● **STATED EXERCISE**
Leave out any picture and return the remaining listing below exactly as given.

/---

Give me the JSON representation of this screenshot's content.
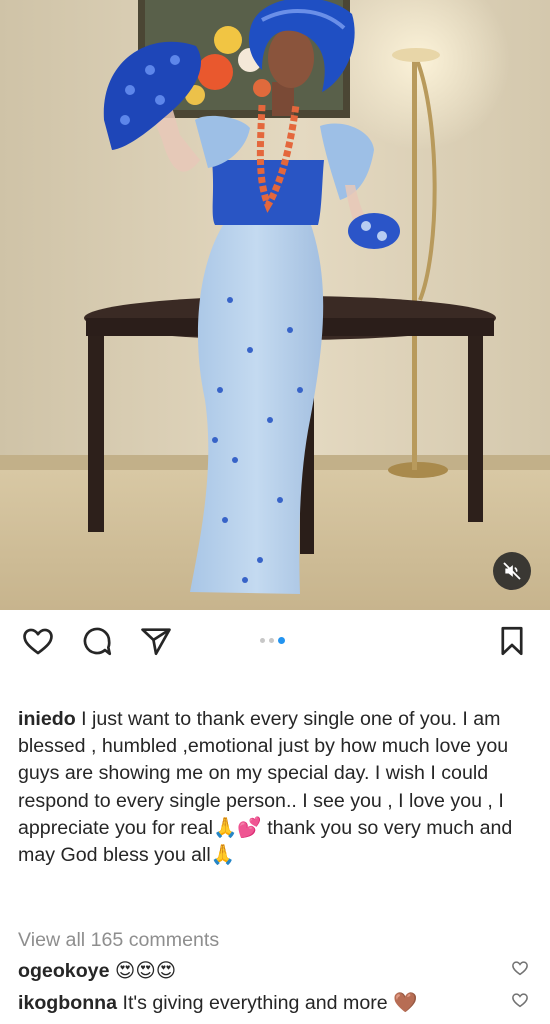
{
  "post": {
    "image_alt": "Woman in blue lace gown and gele holding a hand fan, standing before a round wooden table",
    "mute_icon": "speaker-muted-icon",
    "carousel": {
      "count": 3,
      "active_index": 2
    }
  },
  "actions": {
    "like_icon": "heart-icon",
    "comment_icon": "speech-bubble-icon",
    "share_icon": "paper-plane-icon",
    "save_icon": "bookmark-icon"
  },
  "caption": {
    "username": "iniedo",
    "lines": [
      "I just want to thank every single one of you. I am",
      "blessed , humbled ,emotional just by how much love you",
      "guys are showing me on my special day. I wish I could",
      "respond to every single person.. I see you , I love you , I",
      "appreciate you for real🙏💕 thank you so very much and",
      "may God bless you all🙏"
    ]
  },
  "comments": {
    "view_all": "View all 165 comments",
    "items": [
      {
        "username": "ogeokoye",
        "text": "😍😍😍"
      },
      {
        "username": "ikogbonna",
        "text": "It's giving everything and more 🤎"
      }
    ]
  },
  "colors": {
    "text": "#262626",
    "muted": "#8e8e8e",
    "carousel_active": "#2394f0",
    "carousel_inactive": "#c7c7c7"
  }
}
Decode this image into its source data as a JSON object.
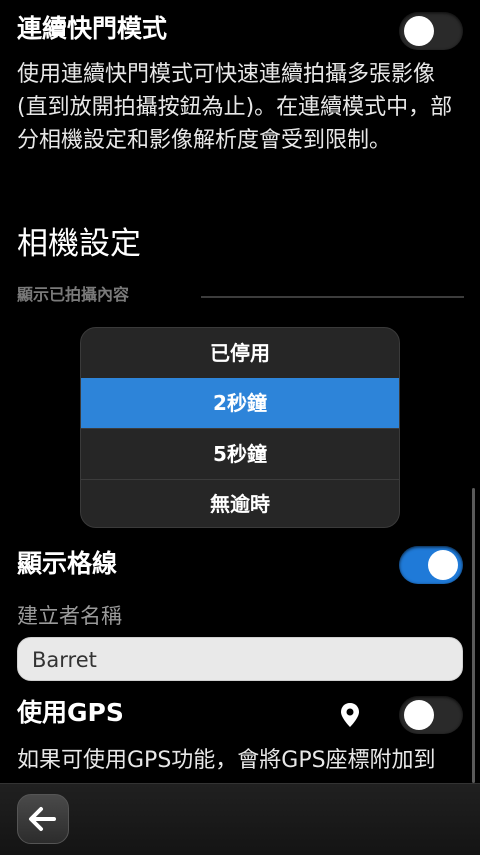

\---

● **RESULT OF THE EXERCISE**
Give me the JSON representation of this screenshot's content.
{
  "post": {
    "image_alt": "Woman in blue lace gown and gele holding a hand fan, standing before a round wooden table",
    "mute_icon": "speaker-muted-icon",
    "carousel": {
      "count": 3,
      "active_index": 2
    }
  },
  "actions": {
    "like_icon": "heart-icon",
    "comment_icon": "speech-bubble-icon",
    "share_icon": "paper-plane-icon",
    "save_icon": "bookmark-icon"
  },
  "caption": {
    "username": "iniedo",
    "lines": [
      "I just want to thank every single one of you. I am",
      "blessed , humbled ,emotional just by how much love you",
      "guys are showing me on my special day. I wish I could",
      "respond to every single person.. I see you , I love you , I",
      "appreciate you for real🙏💕 thank you so very much and",
      "may God bless you all🙏"
    ]
  },
  "comments": {
    "view_all": "View all 165 comments",
    "items": [
      {
        "username": "ogeokoye",
        "text": "😍😍😍"
      },
      {
        "username": "ikogbonna",
        "text": "It's giving everything and more 🤎"
      }
    ]
  },
  "colors": {
    "text": "#262626",
    "muted": "#8e8e8e",
    "carousel_active": "#2394f0",
    "carousel_inactive": "#c7c7c7"
  }
}
Decode this image into its source data as a JSON object.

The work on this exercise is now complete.